Records shown:

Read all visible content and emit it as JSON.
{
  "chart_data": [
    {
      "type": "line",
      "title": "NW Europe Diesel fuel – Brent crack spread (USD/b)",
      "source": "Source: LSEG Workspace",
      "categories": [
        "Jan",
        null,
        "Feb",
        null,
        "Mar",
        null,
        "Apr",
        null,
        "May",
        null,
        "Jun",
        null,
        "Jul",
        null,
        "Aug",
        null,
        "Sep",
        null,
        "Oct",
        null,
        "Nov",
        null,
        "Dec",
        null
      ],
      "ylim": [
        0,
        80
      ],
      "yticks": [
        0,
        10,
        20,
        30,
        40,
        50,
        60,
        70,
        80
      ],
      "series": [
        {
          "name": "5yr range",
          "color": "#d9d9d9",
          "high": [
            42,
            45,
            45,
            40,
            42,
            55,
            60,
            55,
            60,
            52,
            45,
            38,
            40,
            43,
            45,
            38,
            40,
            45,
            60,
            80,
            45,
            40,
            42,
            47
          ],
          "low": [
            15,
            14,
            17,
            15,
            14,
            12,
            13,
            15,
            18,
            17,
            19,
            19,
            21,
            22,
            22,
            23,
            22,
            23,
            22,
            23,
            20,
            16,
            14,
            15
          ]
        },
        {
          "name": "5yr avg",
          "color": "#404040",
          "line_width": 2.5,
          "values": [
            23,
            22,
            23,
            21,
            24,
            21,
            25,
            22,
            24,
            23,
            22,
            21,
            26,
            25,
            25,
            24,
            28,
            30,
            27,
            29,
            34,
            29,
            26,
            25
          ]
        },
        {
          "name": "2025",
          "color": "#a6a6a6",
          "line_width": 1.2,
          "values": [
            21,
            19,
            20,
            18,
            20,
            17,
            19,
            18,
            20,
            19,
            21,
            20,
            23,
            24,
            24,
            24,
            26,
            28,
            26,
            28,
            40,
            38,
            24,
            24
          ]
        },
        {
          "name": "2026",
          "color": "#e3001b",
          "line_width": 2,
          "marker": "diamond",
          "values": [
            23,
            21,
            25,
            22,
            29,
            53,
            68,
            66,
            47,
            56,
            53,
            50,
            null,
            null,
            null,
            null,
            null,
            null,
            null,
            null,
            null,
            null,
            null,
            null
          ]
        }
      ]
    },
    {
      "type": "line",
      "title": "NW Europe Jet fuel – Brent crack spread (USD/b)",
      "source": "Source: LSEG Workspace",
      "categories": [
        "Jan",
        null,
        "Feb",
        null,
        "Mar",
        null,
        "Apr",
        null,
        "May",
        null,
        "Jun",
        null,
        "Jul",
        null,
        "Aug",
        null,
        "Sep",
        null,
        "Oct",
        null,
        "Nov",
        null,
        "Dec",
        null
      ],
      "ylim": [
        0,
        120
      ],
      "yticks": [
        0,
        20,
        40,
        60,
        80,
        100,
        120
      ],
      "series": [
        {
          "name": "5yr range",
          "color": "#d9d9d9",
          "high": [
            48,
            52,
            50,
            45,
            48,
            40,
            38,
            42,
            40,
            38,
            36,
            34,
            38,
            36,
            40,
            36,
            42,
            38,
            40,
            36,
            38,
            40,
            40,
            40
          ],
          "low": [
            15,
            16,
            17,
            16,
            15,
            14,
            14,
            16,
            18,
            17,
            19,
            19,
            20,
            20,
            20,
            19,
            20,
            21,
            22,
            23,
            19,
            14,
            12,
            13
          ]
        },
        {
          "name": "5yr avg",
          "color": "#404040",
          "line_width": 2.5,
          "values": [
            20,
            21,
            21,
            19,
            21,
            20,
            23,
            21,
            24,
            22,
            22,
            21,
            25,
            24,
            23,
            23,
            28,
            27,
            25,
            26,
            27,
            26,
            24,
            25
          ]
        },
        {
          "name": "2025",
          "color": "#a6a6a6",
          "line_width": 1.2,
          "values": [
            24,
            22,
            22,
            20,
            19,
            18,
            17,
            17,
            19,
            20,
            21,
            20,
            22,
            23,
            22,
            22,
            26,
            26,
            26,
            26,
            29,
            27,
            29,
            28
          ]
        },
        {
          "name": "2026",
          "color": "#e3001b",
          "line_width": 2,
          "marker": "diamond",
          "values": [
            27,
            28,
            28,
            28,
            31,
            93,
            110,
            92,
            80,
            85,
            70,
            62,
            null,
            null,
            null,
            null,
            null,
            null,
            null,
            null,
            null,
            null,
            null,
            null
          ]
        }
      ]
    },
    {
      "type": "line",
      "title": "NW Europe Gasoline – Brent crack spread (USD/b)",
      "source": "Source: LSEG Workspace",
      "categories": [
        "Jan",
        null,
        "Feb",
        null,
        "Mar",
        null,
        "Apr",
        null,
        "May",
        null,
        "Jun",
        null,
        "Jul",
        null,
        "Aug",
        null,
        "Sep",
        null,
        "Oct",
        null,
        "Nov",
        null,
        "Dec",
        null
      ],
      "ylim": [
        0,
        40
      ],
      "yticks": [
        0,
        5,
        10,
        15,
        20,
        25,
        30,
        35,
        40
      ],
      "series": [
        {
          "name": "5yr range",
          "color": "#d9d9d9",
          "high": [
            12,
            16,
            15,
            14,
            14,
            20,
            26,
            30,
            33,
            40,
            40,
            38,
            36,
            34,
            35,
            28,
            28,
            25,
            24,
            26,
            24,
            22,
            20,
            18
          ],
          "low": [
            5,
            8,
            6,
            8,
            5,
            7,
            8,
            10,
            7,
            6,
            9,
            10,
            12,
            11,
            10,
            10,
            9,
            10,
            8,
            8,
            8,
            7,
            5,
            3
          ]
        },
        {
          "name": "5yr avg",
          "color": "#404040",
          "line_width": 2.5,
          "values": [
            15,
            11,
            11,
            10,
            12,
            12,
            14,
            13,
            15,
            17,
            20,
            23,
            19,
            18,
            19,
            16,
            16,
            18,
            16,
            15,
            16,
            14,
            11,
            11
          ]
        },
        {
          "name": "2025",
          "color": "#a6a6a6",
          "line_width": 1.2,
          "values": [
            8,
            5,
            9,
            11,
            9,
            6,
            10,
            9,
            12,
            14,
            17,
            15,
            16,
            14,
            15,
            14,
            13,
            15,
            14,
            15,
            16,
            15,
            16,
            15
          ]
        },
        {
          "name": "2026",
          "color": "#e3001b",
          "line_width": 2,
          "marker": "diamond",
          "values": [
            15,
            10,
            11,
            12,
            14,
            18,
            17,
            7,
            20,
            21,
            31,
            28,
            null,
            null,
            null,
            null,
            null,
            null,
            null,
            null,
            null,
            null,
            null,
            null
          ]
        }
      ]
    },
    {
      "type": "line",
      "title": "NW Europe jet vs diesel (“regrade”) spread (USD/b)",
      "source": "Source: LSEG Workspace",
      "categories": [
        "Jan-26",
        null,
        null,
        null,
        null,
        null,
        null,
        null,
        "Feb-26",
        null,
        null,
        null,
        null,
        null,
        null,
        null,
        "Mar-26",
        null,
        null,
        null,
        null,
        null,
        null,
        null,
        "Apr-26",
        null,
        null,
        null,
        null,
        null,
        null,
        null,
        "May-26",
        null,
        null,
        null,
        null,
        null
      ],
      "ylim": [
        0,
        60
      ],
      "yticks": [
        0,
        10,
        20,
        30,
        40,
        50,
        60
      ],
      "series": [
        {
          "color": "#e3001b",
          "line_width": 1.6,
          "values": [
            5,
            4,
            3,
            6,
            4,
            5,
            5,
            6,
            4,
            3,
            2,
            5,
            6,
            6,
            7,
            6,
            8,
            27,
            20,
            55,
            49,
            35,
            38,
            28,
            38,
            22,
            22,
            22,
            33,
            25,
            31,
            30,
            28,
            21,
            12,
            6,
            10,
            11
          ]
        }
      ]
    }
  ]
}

Task directions:
The data above must be returned in full, exactly as written.

Task answer:
Read all visible content and emit it as JSON.
{
  "chart_data": [
    {
      "type": "line",
      "title": "NW Europe Diesel fuel – Brent crack spread (USD/b)",
      "source": "Source: LSEG Workspace",
      "categories": [
        "Jan",
        null,
        "Feb",
        null,
        "Mar",
        null,
        "Apr",
        null,
        "May",
        null,
        "Jun",
        null,
        "Jul",
        null,
        "Aug",
        null,
        "Sep",
        null,
        "Oct",
        null,
        "Nov",
        null,
        "Dec",
        null
      ],
      "ylim": [
        0,
        80
      ],
      "yticks": [
        0,
        10,
        20,
        30,
        40,
        50,
        60,
        70,
        80
      ],
      "series": [
        {
          "name": "5yr range",
          "color": "#d9d9d9",
          "high": [
            42,
            45,
            45,
            40,
            42,
            55,
            60,
            55,
            60,
            52,
            45,
            38,
            40,
            43,
            45,
            38,
            40,
            45,
            60,
            80,
            45,
            40,
            42,
            47
          ],
          "low": [
            15,
            14,
            17,
            15,
            14,
            12,
            13,
            15,
            18,
            17,
            19,
            19,
            21,
            22,
            22,
            23,
            22,
            23,
            22,
            23,
            20,
            16,
            14,
            15
          ]
        },
        {
          "name": "5yr avg",
          "color": "#404040",
          "line_width": 2.5,
          "values": [
            23,
            22,
            23,
            21,
            24,
            21,
            25,
            22,
            24,
            23,
            22,
            21,
            26,
            25,
            25,
            24,
            28,
            30,
            27,
            29,
            34,
            29,
            26,
            25
          ]
        },
        {
          "name": "2025",
          "color": "#a6a6a6",
          "line_width": 1.2,
          "values": [
            21,
            19,
            20,
            18,
            20,
            17,
            19,
            18,
            20,
            19,
            21,
            20,
            23,
            24,
            24,
            24,
            26,
            28,
            26,
            28,
            40,
            38,
            24,
            24
          ]
        },
        {
          "name": "2026",
          "color": "#e3001b",
          "line_width": 2,
          "marker": "diamond",
          "values": [
            23,
            21,
            25,
            22,
            29,
            53,
            68,
            66,
            47,
            56,
            53,
            50,
            null,
            null,
            null,
            null,
            null,
            null,
            null,
            null,
            null,
            null,
            null,
            null
          ]
        }
      ]
    },
    {
      "type": "line",
      "title": "NW Europe Jet fuel – Brent crack spread (USD/b)",
      "source": "Source: LSEG Workspace",
      "categories": [
        "Jan",
        null,
        "Feb",
        null,
        "Mar",
        null,
        "Apr",
        null,
        "May",
        null,
        "Jun",
        null,
        "Jul",
        null,
        "Aug",
        null,
        "Sep",
        null,
        "Oct",
        null,
        "Nov",
        null,
        "Dec",
        null
      ],
      "ylim": [
        0,
        120
      ],
      "yticks": [
        0,
        20,
        40,
        60,
        80,
        100,
        120
      ],
      "series": [
        {
          "name": "5yr range",
          "color": "#d9d9d9",
          "high": [
            48,
            52,
            50,
            45,
            48,
            40,
            38,
            42,
            40,
            38,
            36,
            34,
            38,
            36,
            40,
            36,
            42,
            38,
            40,
            36,
            38,
            40,
            40,
            40
          ],
          "low": [
            15,
            16,
            17,
            16,
            15,
            14,
            14,
            16,
            18,
            17,
            19,
            19,
            20,
            20,
            20,
            19,
            20,
            21,
            22,
            23,
            19,
            14,
            12,
            13
          ]
        },
        {
          "name": "5yr avg",
          "color": "#404040",
          "line_width": 2.5,
          "values": [
            20,
            21,
            21,
            19,
            21,
            20,
            23,
            21,
            24,
            22,
            22,
            21,
            25,
            24,
            23,
            23,
            28,
            27,
            25,
            26,
            27,
            26,
            24,
            25
          ]
        },
        {
          "name": "2025",
          "color": "#a6a6a6",
          "line_width": 1.2,
          "values": [
            24,
            22,
            22,
            20,
            19,
            18,
            17,
            17,
            19,
            20,
            21,
            20,
            22,
            23,
            22,
            22,
            26,
            26,
            26,
            26,
            29,
            27,
            29,
            28
          ]
        },
        {
          "name": "2026",
          "color": "#e3001b",
          "line_width": 2,
          "marker": "diamond",
          "values": [
            27,
            28,
            28,
            28,
            31,
            93,
            110,
            92,
            80,
            85,
            70,
            62,
            null,
            null,
            null,
            null,
            null,
            null,
            null,
            null,
            null,
            null,
            null,
            null
          ]
        }
      ]
    },
    {
      "type": "line",
      "title": "NW Europe Gasoline – Brent crack spread (USD/b)",
      "source": "Source: LSEG Workspace",
      "categories": [
        "Jan",
        null,
        "Feb",
        null,
        "Mar",
        null,
        "Apr",
        null,
        "May",
        null,
        "Jun",
        null,
        "Jul",
        null,
        "Aug",
        null,
        "Sep",
        null,
        "Oct",
        null,
        "Nov",
        null,
        "Dec",
        null
      ],
      "ylim": [
        0,
        40
      ],
      "yticks": [
        0,
        5,
        10,
        15,
        20,
        25,
        30,
        35,
        40
      ],
      "series": [
        {
          "name": "5yr range",
          "color": "#d9d9d9",
          "high": [
            12,
            16,
            15,
            14,
            14,
            20,
            26,
            30,
            33,
            40,
            40,
            38,
            36,
            34,
            35,
            28,
            28,
            25,
            24,
            26,
            24,
            22,
            20,
            18
          ],
          "low": [
            5,
            8,
            6,
            8,
            5,
            7,
            8,
            10,
            7,
            6,
            9,
            10,
            12,
            11,
            10,
            10,
            9,
            10,
            8,
            8,
            8,
            7,
            5,
            3
          ]
        },
        {
          "name": "5yr avg",
          "color": "#404040",
          "line_width": 2.5,
          "values": [
            15,
            11,
            11,
            10,
            12,
            12,
            14,
            13,
            15,
            17,
            20,
            23,
            19,
            18,
            19,
            16,
            16,
            18,
            16,
            15,
            16,
            14,
            11,
            11
          ]
        },
        {
          "name": "2025",
          "color": "#a6a6a6",
          "line_width": 1.2,
          "values": [
            8,
            5,
            9,
            11,
            9,
            6,
            10,
            9,
            12,
            14,
            17,
            15,
            16,
            14,
            15,
            14,
            13,
            15,
            14,
            15,
            16,
            15,
            16,
            15
          ]
        },
        {
          "name": "2026",
          "color": "#e3001b",
          "line_width": 2,
          "marker": "diamond",
          "values": [
            15,
            10,
            11,
            12,
            14,
            18,
            17,
            7,
            20,
            21,
            31,
            28,
            null,
            null,
            null,
            null,
            null,
            null,
            null,
            null,
            null,
            null,
            null,
            null
          ]
        }
      ]
    },
    {
      "type": "line",
      "title": "NW Europe jet vs diesel (“regrade”) spread (USD/b)",
      "source": "Source: LSEG Workspace",
      "categories": [
        "Jan-26",
        null,
        null,
        null,
        null,
        null,
        null,
        null,
        "Feb-26",
        null,
        null,
        null,
        null,
        null,
        null,
        null,
        "Mar-26",
        null,
        null,
        null,
        null,
        null,
        null,
        null,
        "Apr-26",
        null,
        null,
        null,
        null,
        null,
        null,
        null,
        "May-26",
        null,
        null,
        null,
        null,
        null
      ],
      "ylim": [
        0,
        60
      ],
      "yticks": [
        0,
        10,
        20,
        30,
        40,
        50,
        60
      ],
      "series": [
        {
          "color": "#e3001b",
          "line_width": 1.6,
          "values": [
            5,
            4,
            3,
            6,
            4,
            5,
            5,
            6,
            4,
            3,
            2,
            5,
            6,
            6,
            7,
            6,
            8,
            27,
            20,
            55,
            49,
            35,
            38,
            28,
            38,
            22,
            22,
            22,
            33,
            25,
            31,
            30,
            28,
            21,
            12,
            6,
            10,
            11
          ]
        }
      ]
    }
  ]
}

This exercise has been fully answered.